[What the task asks]
Count every line that holds the string "класса", and report the number alone.

════════════════════

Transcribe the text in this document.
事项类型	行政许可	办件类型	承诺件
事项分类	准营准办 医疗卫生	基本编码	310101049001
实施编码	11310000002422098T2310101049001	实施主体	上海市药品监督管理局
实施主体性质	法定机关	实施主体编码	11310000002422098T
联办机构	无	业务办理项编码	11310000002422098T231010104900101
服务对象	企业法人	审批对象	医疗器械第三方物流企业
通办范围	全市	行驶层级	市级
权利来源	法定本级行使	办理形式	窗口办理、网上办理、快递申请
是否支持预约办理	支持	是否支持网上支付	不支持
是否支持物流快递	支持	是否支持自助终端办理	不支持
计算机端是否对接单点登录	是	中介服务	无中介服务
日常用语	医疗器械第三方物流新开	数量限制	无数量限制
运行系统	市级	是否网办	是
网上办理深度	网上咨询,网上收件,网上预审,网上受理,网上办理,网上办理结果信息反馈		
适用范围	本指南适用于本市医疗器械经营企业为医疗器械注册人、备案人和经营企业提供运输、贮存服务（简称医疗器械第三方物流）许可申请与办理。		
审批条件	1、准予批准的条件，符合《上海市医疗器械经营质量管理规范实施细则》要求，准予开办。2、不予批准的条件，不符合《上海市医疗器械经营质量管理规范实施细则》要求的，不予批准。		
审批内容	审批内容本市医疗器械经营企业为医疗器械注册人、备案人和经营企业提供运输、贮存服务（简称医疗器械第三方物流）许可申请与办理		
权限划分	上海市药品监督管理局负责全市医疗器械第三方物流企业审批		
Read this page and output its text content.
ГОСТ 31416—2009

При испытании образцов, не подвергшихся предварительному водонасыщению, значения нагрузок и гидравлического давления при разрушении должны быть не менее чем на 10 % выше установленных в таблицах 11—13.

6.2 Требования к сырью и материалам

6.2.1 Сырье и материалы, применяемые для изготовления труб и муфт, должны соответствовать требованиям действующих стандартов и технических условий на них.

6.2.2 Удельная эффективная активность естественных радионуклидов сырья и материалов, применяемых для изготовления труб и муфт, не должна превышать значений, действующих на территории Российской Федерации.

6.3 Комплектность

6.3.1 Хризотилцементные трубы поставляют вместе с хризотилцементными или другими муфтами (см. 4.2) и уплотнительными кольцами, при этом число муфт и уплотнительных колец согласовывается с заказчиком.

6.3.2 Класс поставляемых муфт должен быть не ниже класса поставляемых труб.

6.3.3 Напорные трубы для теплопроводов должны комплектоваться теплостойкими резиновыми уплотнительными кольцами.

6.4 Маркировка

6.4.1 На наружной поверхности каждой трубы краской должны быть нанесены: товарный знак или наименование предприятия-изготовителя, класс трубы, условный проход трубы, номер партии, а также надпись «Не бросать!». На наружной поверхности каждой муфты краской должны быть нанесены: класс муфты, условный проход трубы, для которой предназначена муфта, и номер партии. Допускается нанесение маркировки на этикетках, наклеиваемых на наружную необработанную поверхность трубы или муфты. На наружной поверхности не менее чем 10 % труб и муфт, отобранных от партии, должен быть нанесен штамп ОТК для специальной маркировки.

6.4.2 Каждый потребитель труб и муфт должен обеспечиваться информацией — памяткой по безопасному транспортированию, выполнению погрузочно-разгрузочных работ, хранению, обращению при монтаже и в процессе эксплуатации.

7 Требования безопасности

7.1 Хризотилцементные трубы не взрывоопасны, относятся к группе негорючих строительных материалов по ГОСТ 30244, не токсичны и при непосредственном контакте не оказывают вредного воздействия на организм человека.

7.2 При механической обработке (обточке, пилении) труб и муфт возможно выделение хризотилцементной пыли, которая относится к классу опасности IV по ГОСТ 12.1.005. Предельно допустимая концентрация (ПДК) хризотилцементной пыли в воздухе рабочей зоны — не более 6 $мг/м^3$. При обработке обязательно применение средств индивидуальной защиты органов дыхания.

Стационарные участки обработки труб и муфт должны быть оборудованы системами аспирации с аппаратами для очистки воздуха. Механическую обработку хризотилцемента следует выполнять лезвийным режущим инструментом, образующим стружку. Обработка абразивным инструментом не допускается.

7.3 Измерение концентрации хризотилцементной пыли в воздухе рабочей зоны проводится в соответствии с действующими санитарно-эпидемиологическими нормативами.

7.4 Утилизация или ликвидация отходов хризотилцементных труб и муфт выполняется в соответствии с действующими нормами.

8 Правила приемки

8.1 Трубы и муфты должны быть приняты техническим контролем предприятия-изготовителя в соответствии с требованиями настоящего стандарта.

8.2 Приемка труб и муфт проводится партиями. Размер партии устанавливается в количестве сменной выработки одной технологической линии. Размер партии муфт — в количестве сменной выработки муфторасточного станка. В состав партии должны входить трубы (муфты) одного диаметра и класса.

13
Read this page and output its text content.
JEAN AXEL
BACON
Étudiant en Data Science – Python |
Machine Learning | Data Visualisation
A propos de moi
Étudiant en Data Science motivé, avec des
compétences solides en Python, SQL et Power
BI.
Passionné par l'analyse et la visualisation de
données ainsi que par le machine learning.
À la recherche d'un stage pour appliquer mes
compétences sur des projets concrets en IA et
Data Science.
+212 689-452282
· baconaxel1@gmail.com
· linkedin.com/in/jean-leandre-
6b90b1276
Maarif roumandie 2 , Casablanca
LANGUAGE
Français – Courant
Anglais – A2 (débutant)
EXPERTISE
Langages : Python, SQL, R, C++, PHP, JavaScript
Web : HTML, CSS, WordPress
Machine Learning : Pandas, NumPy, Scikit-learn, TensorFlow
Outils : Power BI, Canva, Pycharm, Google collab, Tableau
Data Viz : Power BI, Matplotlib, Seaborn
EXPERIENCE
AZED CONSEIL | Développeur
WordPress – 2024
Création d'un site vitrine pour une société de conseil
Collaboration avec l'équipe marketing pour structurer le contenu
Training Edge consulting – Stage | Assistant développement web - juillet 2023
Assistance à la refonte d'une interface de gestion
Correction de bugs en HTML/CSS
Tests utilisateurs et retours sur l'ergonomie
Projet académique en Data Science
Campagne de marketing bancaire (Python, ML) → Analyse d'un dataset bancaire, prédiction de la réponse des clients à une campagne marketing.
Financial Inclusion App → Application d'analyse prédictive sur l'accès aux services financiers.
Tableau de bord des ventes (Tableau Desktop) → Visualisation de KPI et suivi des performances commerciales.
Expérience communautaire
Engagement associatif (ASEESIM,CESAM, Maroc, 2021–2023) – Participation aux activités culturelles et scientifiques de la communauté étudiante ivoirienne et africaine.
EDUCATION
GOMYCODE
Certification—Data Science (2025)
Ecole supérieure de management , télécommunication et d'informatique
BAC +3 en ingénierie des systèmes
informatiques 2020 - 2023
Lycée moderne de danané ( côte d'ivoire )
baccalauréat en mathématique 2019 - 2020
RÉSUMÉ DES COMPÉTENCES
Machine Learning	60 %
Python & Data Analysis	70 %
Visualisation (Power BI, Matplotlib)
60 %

════════════════════

[Exercise response]
2